● **What is expected**: Look through the data below and return each line where "handle" appears.

● **Data extract**:
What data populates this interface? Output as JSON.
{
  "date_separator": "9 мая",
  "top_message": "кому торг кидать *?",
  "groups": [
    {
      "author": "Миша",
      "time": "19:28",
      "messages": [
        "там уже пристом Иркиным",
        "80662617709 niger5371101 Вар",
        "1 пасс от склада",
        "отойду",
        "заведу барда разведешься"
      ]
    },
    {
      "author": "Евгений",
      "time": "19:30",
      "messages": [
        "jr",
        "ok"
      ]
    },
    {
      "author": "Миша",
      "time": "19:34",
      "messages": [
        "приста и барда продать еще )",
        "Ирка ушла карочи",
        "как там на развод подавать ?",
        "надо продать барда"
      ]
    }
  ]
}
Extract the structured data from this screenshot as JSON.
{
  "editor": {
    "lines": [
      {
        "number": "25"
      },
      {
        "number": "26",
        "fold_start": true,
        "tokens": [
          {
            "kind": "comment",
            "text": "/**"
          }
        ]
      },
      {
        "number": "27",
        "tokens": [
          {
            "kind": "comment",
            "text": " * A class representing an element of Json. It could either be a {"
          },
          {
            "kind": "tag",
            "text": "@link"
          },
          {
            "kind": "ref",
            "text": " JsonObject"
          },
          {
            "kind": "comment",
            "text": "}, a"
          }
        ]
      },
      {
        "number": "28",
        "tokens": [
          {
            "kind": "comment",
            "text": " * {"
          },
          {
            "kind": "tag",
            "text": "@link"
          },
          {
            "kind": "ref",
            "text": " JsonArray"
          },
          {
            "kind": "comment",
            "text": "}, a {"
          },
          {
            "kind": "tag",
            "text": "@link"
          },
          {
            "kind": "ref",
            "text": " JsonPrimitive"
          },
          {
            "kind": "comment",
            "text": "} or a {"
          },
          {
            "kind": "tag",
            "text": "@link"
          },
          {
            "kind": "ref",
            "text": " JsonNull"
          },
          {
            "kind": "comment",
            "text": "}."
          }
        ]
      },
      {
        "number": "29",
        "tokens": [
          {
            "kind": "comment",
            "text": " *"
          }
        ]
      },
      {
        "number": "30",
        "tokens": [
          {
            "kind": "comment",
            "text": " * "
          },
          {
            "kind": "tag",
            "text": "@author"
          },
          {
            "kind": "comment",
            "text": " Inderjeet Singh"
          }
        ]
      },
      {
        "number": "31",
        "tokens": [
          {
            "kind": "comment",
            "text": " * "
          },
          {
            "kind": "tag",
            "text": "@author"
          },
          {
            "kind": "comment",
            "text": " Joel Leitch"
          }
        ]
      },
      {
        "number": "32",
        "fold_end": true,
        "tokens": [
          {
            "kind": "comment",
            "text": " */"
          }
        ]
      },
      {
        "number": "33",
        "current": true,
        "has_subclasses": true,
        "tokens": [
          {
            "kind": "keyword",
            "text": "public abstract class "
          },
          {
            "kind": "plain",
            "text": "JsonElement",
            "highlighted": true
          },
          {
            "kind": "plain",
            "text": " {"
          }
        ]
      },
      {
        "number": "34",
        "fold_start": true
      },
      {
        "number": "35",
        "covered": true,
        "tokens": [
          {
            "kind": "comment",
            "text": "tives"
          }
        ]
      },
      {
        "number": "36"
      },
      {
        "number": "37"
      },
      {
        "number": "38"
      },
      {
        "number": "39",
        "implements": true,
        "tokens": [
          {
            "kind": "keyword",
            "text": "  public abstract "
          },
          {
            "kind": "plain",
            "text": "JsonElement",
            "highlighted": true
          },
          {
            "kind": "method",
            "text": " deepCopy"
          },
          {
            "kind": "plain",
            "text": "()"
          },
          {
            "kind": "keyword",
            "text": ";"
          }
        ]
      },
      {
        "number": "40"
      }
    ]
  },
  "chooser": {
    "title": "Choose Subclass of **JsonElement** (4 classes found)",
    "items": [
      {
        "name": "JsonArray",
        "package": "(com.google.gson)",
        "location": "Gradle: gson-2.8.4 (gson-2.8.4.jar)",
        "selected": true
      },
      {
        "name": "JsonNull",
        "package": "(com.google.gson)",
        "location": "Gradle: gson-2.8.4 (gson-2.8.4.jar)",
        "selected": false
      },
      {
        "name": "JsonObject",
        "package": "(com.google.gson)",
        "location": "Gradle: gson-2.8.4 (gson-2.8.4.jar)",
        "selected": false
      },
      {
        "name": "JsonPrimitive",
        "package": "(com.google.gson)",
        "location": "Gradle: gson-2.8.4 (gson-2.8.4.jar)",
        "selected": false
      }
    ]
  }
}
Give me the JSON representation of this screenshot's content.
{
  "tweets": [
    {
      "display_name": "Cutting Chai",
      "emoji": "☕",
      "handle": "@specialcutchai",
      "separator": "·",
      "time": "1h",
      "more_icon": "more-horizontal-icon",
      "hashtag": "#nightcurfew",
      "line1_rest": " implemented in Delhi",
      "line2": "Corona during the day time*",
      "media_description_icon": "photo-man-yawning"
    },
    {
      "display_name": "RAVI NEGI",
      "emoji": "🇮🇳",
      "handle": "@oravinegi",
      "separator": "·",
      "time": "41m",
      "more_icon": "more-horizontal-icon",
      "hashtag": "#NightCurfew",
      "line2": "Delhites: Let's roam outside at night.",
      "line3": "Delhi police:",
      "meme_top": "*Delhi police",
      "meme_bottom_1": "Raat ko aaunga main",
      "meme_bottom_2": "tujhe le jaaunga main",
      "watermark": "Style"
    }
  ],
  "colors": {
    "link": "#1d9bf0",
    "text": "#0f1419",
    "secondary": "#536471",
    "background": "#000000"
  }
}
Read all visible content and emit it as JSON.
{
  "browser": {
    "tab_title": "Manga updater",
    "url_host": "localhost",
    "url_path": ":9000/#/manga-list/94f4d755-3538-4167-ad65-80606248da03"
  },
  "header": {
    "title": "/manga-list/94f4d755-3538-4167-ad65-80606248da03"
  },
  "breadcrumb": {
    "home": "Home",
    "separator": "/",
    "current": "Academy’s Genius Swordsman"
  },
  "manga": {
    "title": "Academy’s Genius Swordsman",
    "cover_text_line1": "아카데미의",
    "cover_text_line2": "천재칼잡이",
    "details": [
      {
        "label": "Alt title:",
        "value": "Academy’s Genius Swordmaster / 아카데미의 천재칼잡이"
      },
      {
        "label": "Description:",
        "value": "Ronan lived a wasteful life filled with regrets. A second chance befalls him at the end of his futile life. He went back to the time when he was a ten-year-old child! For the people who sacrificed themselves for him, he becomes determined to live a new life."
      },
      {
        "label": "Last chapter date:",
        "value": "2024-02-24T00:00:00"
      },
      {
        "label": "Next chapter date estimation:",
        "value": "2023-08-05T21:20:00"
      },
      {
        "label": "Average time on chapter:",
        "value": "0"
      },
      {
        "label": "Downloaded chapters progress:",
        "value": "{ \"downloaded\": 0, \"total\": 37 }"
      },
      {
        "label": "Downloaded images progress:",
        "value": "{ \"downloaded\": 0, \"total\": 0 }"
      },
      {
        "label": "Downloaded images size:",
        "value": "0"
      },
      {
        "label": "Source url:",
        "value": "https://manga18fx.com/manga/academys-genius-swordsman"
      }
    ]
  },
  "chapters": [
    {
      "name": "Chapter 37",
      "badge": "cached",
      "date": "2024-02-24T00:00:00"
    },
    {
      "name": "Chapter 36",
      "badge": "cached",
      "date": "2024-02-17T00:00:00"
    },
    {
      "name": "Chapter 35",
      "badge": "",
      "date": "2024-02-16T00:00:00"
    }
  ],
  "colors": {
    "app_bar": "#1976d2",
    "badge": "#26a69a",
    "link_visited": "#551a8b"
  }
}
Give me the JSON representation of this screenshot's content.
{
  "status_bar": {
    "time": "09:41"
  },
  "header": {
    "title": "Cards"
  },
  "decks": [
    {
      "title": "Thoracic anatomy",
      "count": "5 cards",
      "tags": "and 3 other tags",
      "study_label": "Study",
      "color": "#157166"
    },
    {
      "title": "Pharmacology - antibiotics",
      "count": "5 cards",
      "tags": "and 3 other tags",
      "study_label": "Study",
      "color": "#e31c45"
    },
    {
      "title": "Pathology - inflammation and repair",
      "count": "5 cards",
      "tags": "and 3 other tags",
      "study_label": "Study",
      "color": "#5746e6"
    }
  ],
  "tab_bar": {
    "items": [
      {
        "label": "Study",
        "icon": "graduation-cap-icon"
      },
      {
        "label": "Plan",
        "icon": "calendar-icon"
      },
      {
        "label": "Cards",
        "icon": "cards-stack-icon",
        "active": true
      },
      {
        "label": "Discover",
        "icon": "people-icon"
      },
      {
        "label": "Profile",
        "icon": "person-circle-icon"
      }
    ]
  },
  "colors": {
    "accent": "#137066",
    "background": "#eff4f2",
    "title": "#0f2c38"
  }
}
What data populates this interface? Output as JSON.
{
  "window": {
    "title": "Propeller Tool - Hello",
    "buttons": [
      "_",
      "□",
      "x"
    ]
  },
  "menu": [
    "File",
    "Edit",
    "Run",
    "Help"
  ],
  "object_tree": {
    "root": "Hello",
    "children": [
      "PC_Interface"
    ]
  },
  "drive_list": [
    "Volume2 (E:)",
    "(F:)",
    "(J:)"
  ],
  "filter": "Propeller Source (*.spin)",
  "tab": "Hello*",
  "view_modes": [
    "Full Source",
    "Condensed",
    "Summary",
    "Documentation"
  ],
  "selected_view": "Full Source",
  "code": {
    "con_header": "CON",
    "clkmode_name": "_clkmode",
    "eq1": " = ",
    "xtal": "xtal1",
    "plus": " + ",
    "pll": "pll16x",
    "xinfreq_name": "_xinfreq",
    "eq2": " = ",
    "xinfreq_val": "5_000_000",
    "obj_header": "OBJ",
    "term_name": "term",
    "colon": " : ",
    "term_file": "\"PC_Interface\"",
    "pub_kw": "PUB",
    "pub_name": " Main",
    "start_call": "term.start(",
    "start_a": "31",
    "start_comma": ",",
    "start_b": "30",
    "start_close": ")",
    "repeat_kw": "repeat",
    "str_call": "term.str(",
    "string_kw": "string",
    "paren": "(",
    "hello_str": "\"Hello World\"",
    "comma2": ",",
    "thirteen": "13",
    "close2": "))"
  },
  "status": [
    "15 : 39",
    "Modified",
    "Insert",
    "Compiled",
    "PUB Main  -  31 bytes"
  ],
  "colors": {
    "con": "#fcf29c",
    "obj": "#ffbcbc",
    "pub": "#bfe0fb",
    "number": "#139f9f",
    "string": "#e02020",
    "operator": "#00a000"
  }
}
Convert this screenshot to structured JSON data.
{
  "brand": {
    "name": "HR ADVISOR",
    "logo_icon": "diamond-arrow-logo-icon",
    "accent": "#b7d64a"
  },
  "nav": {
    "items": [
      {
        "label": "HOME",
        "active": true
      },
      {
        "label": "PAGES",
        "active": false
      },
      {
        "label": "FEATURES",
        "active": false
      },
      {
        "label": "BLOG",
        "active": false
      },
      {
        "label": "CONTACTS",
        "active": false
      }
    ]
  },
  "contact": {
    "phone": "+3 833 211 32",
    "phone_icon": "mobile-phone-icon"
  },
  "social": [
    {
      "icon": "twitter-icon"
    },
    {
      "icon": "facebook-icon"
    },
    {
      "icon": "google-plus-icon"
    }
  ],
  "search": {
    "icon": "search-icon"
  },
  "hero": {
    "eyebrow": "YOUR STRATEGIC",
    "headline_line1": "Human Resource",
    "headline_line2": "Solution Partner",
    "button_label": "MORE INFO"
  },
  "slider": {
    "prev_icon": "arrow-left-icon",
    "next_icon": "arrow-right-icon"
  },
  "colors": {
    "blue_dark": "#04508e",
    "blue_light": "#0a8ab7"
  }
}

● **Solved exercise**:
      "handle": "@specialcutchai",
      "handle": "@oravinegi",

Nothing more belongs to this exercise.